Entries with figure data:
# # # #
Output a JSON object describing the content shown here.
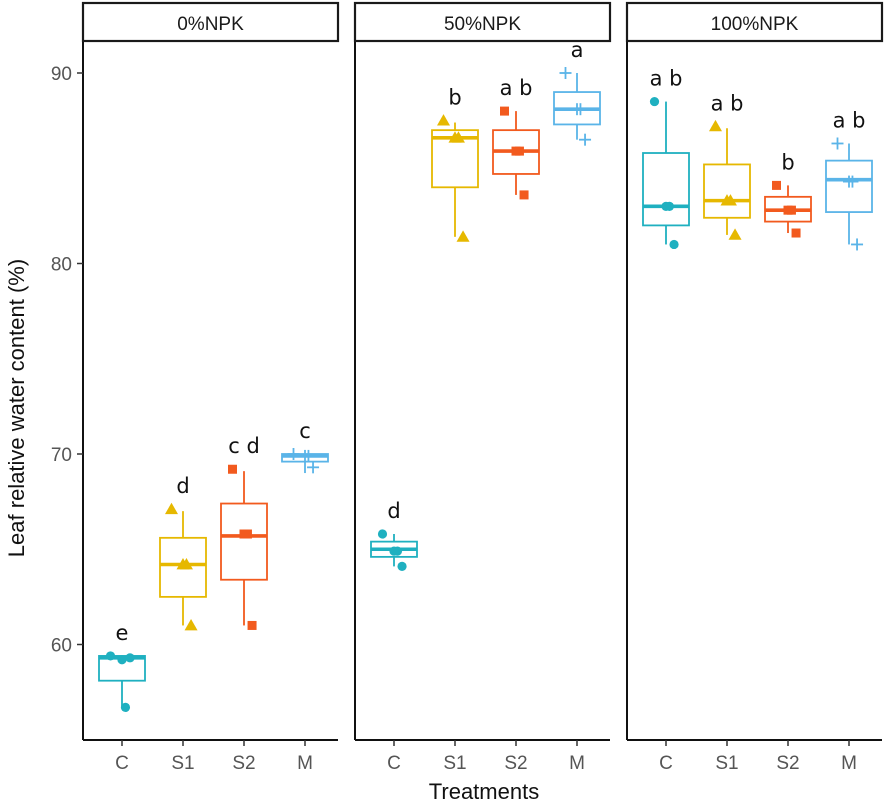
{
  "chart_data": {
    "type": "box",
    "facet_variable": "fertilizer",
    "facets": [
      "0%NPK",
      "50%NPK",
      "100%NPK"
    ],
    "categories": [
      "C",
      "S1",
      "S2",
      "M"
    ],
    "xlabel": "Treatments",
    "ylabel": "Leaf relative water content (%)",
    "ylim": [
      55,
      92
    ],
    "yticks": [
      60,
      70,
      80,
      90
    ],
    "ytick_labels": [
      "60",
      "70",
      "80",
      "90"
    ],
    "grid": false,
    "legend": "none",
    "series_colors": {
      "C": "#1fb0c0",
      "S1": "#e6b800",
      "S2": "#f25a1e",
      "M": "#5ab4e8"
    },
    "point_shapes": {
      "C": "circle",
      "S1": "triangle",
      "S2": "square",
      "M": "plus"
    },
    "groups": [
      {
        "facet": "0%NPK",
        "treatment": "C",
        "min": 56.7,
        "q1": 58.1,
        "median": 59.3,
        "q3": 59.4,
        "max": 59.4,
        "mean": 59.2,
        "points": [
          59.4,
          59.3,
          56.7
        ],
        "letter": "e"
      },
      {
        "facet": "0%NPK",
        "treatment": "S1",
        "min": 61.0,
        "q1": 62.5,
        "median": 64.2,
        "q3": 65.6,
        "max": 67.0,
        "mean": 64.2,
        "points": [
          67.1,
          61.0,
          64.2
        ],
        "letter": "d"
      },
      {
        "facet": "0%NPK",
        "treatment": "S2",
        "min": 61.0,
        "q1": 63.4,
        "median": 65.7,
        "q3": 67.4,
        "max": 69.1,
        "mean": 65.8,
        "points": [
          69.2,
          61.0,
          65.8
        ],
        "letter": "c d"
      },
      {
        "facet": "0%NPK",
        "treatment": "M",
        "min": 69.0,
        "q1": 69.6,
        "median": 69.9,
        "q3": 70.0,
        "max": 70.0,
        "mean": 69.9,
        "points": [
          70.0,
          69.3,
          69.9
        ],
        "letter": "c"
      },
      {
        "facet": "50%NPK",
        "treatment": "C",
        "min": 64.1,
        "q1": 64.6,
        "median": 65.0,
        "q3": 65.4,
        "max": 65.8,
        "mean": 64.9,
        "points": [
          65.8,
          64.1,
          64.9
        ],
        "letter": "d"
      },
      {
        "facet": "50%NPK",
        "treatment": "S1",
        "min": 81.4,
        "q1": 84.0,
        "median": 86.6,
        "q3": 87.0,
        "max": 87.4,
        "mean": 86.6,
        "points": [
          87.5,
          81.4,
          86.6
        ],
        "letter": "b"
      },
      {
        "facet": "50%NPK",
        "treatment": "S2",
        "min": 83.6,
        "q1": 84.7,
        "median": 85.9,
        "q3": 87.0,
        "max": 88.0,
        "mean": 85.9,
        "points": [
          88.0,
          83.6,
          85.9
        ],
        "letter": "a b"
      },
      {
        "facet": "50%NPK",
        "treatment": "M",
        "min": 86.5,
        "q1": 87.3,
        "median": 88.1,
        "q3": 89.0,
        "max": 90.0,
        "mean": 88.1,
        "points": [
          90.0,
          86.5,
          88.1
        ],
        "letter": "a"
      },
      {
        "facet": "100%NPK",
        "treatment": "C",
        "min": 81.0,
        "q1": 82.0,
        "median": 83.0,
        "q3": 85.8,
        "max": 88.5,
        "mean": 83.0,
        "points": [
          88.5,
          81.0,
          83.0
        ],
        "letter": "a b"
      },
      {
        "facet": "100%NPK",
        "treatment": "S1",
        "min": 81.5,
        "q1": 82.4,
        "median": 83.3,
        "q3": 85.2,
        "max": 87.1,
        "mean": 83.3,
        "points": [
          87.2,
          81.5,
          83.3
        ],
        "letter": "a b"
      },
      {
        "facet": "100%NPK",
        "treatment": "S2",
        "min": 81.6,
        "q1": 82.2,
        "median": 82.8,
        "q3": 83.5,
        "max": 84.1,
        "mean": 82.8,
        "points": [
          84.1,
          81.6,
          82.8
        ],
        "letter": "b"
      },
      {
        "facet": "100%NPK",
        "treatment": "M",
        "min": 81.0,
        "q1": 82.7,
        "median": 84.4,
        "q3": 85.4,
        "max": 86.3,
        "mean": 84.3,
        "points": [
          86.3,
          81.0,
          84.3
        ],
        "letter": "a b"
      }
    ]
  }
}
# # # #
Stated problem: Without the pictures, output the full listing exactly as it stands.

Written answer:
Output a JSON object describing the content shown here.
{
  "chart_data": {
    "type": "box",
    "facet_variable": "fertilizer",
    "facets": [
      "0%NPK",
      "50%NPK",
      "100%NPK"
    ],
    "categories": [
      "C",
      "S1",
      "S2",
      "M"
    ],
    "xlabel": "Treatments",
    "ylabel": "Leaf relative water content (%)",
    "ylim": [
      55,
      92
    ],
    "yticks": [
      60,
      70,
      80,
      90
    ],
    "ytick_labels": [
      "60",
      "70",
      "80",
      "90"
    ],
    "grid": false,
    "legend": "none",
    "series_colors": {
      "C": "#1fb0c0",
      "S1": "#e6b800",
      "S2": "#f25a1e",
      "M": "#5ab4e8"
    },
    "point_shapes": {
      "C": "circle",
      "S1": "triangle",
      "S2": "square",
      "M": "plus"
    },
    "groups": [
      {
        "facet": "0%NPK",
        "treatment": "C",
        "min": 56.7,
        "q1": 58.1,
        "median": 59.3,
        "q3": 59.4,
        "max": 59.4,
        "mean": 59.2,
        "points": [
          59.4,
          59.3,
          56.7
        ],
        "letter": "e"
      },
      {
        "facet": "0%NPK",
        "treatment": "S1",
        "min": 61.0,
        "q1": 62.5,
        "median": 64.2,
        "q3": 65.6,
        "max": 67.0,
        "mean": 64.2,
        "points": [
          67.1,
          61.0,
          64.2
        ],
        "letter": "d"
      },
      {
        "facet": "0%NPK",
        "treatment": "S2",
        "min": 61.0,
        "q1": 63.4,
        "median": 65.7,
        "q3": 67.4,
        "max": 69.1,
        "mean": 65.8,
        "points": [
          69.2,
          61.0,
          65.8
        ],
        "letter": "c d"
      },
      {
        "facet": "0%NPK",
        "treatment": "M",
        "min": 69.0,
        "q1": 69.6,
        "median": 69.9,
        "q3": 70.0,
        "max": 70.0,
        "mean": 69.9,
        "points": [
          70.0,
          69.3,
          69.9
        ],
        "letter": "c"
      },
      {
        "facet": "50%NPK",
        "treatment": "C",
        "min": 64.1,
        "q1": 64.6,
        "median": 65.0,
        "q3": 65.4,
        "max": 65.8,
        "mean": 64.9,
        "points": [
          65.8,
          64.1,
          64.9
        ],
        "letter": "d"
      },
      {
        "facet": "50%NPK",
        "treatment": "S1",
        "min": 81.4,
        "q1": 84.0,
        "median": 86.6,
        "q3": 87.0,
        "max": 87.4,
        "mean": 86.6,
        "points": [
          87.5,
          81.4,
          86.6
        ],
        "letter": "b"
      },
      {
        "facet": "50%NPK",
        "treatment": "S2",
        "min": 83.6,
        "q1": 84.7,
        "median": 85.9,
        "q3": 87.0,
        "max": 88.0,
        "mean": 85.9,
        "points": [
          88.0,
          83.6,
          85.9
        ],
        "letter": "a b"
      },
      {
        "facet": "50%NPK",
        "treatment": "M",
        "min": 86.5,
        "q1": 87.3,
        "median": 88.1,
        "q3": 89.0,
        "max": 90.0,
        "mean": 88.1,
        "points": [
          90.0,
          86.5,
          88.1
        ],
        "letter": "a"
      },
      {
        "facet": "100%NPK",
        "treatment": "C",
        "min": 81.0,
        "q1": 82.0,
        "median": 83.0,
        "q3": 85.8,
        "max": 88.5,
        "mean": 83.0,
        "points": [
          88.5,
          81.0,
          83.0
        ],
        "letter": "a b"
      },
      {
        "facet": "100%NPK",
        "treatment": "S1",
        "min": 81.5,
        "q1": 82.4,
        "median": 83.3,
        "q3": 85.2,
        "max": 87.1,
        "mean": 83.3,
        "points": [
          87.2,
          81.5,
          83.3
        ],
        "letter": "a b"
      },
      {
        "facet": "100%NPK",
        "treatment": "S2",
        "min": 81.6,
        "q1": 82.2,
        "median": 82.8,
        "q3": 83.5,
        "max": 84.1,
        "mean": 82.8,
        "points": [
          84.1,
          81.6,
          82.8
        ],
        "letter": "b"
      },
      {
        "facet": "100%NPK",
        "treatment": "M",
        "min": 81.0,
        "q1": 82.7,
        "median": 84.4,
        "q3": 85.4,
        "max": 86.3,
        "mean": 84.3,
        "points": [
          86.3,
          81.0,
          84.3
        ],
        "letter": "a b"
      }
    ]
  }
}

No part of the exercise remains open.